start

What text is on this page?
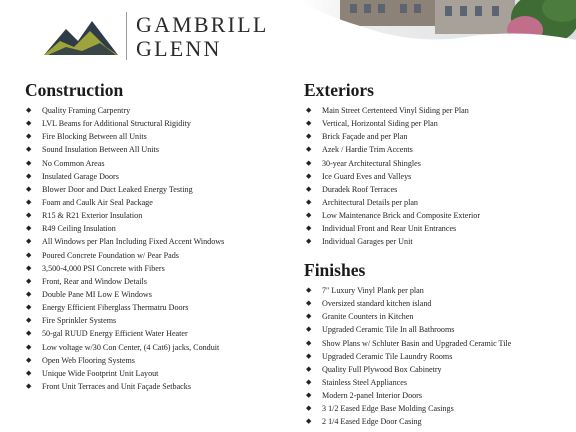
GAMBRILL
GLENN
Construction
◆ Quality Framing Carpentry
◆ LVL Beams for Additional Structural Rigidity
◆ Fire Blocking Between all Units
◆ Sound Insulation Between All Units
◆ No Common Areas
◆ Insulated Garage Doors
◆ Blower Door and Duct Leaked Energy Testing
◆ Foam and Caulk Air Seal Package
◆ R15 & R21 Exterior Insulation
◆ R49 Ceiling Insulation
◆ All Windows per Plan Including Fixed Accent Windows
◆ Poured Concrete Foundation w/ Pear Pads
◆ 3,500-4,000 PSI Concrete with Fibers
◆ Front, Rear and Window Details
◆ Double Pane MI Low E Windows
◆ Energy Efficient Fiberglass Thermatru Doors
◆ Fire Sprinkler Systems
◆ 50-gal RUUD Energy Efficient Water Heater
◆ Low voltage w/30 Con Center, (4 Cat6) jacks, Conduit
◆ Open Web Flooring Systems
◆ Unique Wide Footprint Unit Layout
◆ Front Unit Terraces and Unit Façade Setbacks
Exteriors
◆ Main Street Certenteed Vinyl Siding per Plan
◆ Vertical, Horizontal Siding per Plan
◆ Brick Façade and per Plan
◆ Azek / Hardie Trim Accents
◆ 30-year Architectural Shingles
◆ Ice Guard Eves and Valleys
◆ Duradek Roof Terraces
◆ Architectural Details per plan
◆ Low Maintenance Brick and Composite Exterior
◆ Individual Front and Rear Unit Entrances
◆ Individual Garages per Unit
Finishes
◆ 7" Luxury Vinyl Plank per plan
◆ Oversized standard kitchen island
◆ Granite Counters in Kitchen
◆ Upgraded Ceramic Tile In all Bathrooms
◆ Show Plans w/ Schluter Basin and Upgraded Ceramic Tile
◆ Upgraded Ceramic Tile Laundry Rooms
◆ Quality Full Plywood Box Cabinetry
◆ Stainless Steel Appliances
◆ Modern 2-panel Interior Doors
◆ 3 1/2 Eased Edge Base Molding Casings
◆ 2 1/4 Eased Edge Door Casing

end

> **WHAT YOU ARE ASKED TO DO**
Lines of the material that contain the word "Ceramic" are to be gathered.

> **OUTPUT OF THE TASK**
◆ Upgraded Ceramic Tile In all Bathrooms
◆ Show Plans w/ Schluter Basin and Upgraded Ceramic Tile
◆ Upgraded Ceramic Tile Laundry Rooms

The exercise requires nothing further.